[What you will do]
Return all lines in the material below that contain "image".

══════════════════════════════

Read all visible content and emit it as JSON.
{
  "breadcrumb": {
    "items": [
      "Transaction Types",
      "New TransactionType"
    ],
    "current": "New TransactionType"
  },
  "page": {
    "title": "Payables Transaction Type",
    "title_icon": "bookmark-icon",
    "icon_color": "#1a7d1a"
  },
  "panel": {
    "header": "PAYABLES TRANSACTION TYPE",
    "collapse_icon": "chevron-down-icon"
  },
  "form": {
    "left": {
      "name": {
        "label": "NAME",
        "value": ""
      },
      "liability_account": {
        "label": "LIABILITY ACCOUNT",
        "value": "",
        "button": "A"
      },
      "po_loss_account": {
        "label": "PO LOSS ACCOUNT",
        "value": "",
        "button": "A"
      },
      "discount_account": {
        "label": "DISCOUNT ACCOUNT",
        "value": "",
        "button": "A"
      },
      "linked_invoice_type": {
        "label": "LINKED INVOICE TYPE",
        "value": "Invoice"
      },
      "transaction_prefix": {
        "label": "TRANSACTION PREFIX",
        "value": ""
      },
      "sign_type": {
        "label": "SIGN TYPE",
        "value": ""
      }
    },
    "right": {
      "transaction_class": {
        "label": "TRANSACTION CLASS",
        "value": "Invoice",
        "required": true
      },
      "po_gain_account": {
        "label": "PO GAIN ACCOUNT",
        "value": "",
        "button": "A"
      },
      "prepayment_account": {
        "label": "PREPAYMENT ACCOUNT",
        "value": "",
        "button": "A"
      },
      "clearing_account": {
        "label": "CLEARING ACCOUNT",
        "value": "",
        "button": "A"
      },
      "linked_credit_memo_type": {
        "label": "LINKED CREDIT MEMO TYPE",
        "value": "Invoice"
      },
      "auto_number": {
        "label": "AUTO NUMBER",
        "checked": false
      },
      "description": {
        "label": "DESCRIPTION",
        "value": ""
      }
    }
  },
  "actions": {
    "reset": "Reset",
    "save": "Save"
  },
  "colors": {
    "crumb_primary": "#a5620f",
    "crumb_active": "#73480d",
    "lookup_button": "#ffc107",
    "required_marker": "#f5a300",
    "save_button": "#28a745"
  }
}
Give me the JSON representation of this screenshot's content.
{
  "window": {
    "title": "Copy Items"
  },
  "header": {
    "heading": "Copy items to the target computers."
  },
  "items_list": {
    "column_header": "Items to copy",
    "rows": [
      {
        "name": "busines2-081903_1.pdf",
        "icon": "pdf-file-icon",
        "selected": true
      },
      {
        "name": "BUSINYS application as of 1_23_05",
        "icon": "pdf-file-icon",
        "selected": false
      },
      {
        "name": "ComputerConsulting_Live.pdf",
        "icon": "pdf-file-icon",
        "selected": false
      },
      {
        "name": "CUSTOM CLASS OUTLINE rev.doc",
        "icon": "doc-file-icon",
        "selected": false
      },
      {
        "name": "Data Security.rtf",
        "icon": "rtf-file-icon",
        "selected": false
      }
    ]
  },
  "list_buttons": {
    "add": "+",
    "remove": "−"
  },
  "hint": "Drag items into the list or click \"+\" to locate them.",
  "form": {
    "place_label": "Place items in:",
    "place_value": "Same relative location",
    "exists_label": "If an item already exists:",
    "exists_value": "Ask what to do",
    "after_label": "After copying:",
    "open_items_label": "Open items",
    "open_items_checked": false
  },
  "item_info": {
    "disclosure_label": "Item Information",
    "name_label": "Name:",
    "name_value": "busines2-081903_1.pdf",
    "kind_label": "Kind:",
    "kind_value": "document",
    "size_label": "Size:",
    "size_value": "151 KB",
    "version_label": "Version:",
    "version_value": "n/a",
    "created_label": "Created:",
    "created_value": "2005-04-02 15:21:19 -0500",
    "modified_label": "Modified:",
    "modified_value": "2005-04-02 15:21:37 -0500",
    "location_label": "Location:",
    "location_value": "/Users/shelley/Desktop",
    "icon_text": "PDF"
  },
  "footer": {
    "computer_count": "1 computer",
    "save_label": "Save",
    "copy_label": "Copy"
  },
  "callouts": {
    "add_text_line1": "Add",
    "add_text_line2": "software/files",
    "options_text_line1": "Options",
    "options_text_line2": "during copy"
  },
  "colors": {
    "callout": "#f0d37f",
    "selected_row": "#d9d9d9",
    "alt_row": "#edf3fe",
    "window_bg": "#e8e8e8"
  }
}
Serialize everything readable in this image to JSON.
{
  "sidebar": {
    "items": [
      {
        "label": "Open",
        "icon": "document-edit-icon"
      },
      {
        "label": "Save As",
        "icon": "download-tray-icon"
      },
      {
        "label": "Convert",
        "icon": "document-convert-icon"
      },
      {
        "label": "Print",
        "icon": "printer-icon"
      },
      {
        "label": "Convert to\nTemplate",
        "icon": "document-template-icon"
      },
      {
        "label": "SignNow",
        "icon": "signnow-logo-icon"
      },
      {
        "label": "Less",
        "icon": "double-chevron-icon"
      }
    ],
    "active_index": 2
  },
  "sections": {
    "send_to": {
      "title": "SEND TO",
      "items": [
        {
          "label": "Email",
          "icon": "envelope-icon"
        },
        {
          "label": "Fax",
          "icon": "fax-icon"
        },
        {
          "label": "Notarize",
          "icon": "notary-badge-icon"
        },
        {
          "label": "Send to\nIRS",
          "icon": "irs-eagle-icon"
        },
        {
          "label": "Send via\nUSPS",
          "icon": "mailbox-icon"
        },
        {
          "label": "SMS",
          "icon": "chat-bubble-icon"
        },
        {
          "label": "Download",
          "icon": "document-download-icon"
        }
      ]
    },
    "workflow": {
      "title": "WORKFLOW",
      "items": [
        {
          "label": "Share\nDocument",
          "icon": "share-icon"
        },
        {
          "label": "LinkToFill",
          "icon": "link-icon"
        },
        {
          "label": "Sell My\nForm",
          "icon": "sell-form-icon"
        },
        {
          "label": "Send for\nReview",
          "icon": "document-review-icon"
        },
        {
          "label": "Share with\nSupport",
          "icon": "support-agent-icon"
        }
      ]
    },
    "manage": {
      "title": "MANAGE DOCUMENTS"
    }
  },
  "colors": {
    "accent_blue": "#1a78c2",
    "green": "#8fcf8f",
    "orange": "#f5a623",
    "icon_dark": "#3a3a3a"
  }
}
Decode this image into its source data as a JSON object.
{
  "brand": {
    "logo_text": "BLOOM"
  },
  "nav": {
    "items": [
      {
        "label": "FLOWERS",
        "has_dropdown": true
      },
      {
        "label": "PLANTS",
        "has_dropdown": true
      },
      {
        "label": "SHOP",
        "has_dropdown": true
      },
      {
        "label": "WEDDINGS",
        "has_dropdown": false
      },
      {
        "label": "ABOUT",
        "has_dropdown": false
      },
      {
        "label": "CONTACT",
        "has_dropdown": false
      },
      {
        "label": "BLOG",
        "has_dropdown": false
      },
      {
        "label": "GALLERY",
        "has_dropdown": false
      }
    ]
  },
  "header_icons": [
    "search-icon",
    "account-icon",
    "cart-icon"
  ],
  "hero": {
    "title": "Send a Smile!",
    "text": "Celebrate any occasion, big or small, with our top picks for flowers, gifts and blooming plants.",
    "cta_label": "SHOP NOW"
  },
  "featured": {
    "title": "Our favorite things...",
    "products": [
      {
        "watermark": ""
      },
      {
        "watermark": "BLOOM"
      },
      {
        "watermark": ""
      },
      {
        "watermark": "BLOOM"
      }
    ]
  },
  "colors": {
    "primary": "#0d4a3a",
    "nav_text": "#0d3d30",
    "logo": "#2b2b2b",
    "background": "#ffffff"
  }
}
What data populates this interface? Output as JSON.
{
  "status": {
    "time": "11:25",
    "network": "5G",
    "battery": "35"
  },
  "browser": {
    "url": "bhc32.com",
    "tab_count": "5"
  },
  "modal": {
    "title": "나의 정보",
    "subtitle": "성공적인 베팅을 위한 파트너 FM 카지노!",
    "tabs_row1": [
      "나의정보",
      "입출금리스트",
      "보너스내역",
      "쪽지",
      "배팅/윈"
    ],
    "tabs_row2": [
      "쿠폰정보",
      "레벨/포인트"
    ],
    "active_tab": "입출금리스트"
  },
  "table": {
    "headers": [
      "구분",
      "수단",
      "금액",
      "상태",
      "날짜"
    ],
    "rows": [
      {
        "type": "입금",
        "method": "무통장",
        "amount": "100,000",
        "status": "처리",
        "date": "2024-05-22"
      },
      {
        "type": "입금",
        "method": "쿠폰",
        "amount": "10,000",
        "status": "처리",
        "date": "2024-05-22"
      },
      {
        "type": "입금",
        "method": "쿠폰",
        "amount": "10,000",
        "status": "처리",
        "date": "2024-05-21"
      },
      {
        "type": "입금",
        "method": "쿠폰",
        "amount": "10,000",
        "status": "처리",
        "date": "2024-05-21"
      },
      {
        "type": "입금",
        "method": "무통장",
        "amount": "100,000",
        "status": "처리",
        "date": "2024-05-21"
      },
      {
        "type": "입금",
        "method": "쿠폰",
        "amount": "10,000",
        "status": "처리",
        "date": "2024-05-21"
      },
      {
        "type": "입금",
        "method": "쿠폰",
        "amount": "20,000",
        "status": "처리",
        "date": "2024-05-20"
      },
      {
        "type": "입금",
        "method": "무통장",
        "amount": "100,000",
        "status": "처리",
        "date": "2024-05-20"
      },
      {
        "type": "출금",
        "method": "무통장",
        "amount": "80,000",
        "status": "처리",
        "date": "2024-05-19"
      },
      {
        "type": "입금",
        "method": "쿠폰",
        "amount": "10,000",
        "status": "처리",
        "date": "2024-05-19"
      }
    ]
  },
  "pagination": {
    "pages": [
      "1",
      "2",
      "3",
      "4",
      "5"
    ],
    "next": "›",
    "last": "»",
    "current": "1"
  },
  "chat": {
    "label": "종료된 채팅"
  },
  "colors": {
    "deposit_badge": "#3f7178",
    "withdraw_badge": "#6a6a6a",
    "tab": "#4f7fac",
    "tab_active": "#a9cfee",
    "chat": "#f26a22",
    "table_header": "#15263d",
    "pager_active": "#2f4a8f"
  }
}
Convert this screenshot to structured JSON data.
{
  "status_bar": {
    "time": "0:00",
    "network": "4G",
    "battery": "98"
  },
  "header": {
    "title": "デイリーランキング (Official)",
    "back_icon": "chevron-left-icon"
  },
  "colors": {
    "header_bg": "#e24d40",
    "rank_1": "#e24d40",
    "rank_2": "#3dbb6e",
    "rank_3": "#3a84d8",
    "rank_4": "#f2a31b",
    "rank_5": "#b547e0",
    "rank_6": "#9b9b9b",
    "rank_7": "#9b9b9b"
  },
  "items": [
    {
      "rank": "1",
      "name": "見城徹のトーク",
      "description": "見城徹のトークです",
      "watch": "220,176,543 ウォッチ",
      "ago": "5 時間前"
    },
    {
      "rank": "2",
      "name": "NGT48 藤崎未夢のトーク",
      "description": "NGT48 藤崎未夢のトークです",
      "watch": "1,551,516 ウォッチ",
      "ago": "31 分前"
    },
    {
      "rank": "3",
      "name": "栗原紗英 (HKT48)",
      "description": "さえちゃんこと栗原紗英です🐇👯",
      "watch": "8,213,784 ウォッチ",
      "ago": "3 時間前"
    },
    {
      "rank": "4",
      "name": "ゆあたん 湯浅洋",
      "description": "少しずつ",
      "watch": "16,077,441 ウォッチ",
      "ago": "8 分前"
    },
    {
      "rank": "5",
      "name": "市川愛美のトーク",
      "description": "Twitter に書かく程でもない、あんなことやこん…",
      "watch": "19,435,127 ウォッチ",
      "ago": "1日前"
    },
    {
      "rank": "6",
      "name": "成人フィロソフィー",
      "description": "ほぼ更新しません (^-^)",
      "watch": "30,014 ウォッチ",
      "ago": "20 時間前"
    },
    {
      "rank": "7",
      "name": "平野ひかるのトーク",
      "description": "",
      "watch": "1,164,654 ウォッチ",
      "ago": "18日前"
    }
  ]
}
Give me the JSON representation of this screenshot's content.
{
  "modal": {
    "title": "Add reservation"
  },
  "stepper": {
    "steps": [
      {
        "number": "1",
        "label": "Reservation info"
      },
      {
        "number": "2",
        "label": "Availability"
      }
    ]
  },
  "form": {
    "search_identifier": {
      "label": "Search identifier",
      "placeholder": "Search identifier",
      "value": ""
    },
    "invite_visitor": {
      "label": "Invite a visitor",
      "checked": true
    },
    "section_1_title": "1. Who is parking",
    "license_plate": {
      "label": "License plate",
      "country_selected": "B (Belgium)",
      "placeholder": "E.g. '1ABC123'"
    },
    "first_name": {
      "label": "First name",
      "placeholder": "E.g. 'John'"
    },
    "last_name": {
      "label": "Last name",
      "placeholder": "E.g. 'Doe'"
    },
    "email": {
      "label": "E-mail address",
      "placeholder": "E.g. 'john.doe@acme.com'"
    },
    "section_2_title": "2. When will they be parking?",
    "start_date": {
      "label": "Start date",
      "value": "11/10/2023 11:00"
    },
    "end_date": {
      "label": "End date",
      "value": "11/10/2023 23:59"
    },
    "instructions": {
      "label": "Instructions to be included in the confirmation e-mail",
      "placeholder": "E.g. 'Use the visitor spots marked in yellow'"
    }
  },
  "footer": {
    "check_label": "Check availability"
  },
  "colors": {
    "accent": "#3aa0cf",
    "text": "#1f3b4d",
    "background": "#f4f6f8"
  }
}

══════════════════════════════

[Exercise output]
Serialize everything readable in this image to JSON.
Decode this image into its source data as a JSON object.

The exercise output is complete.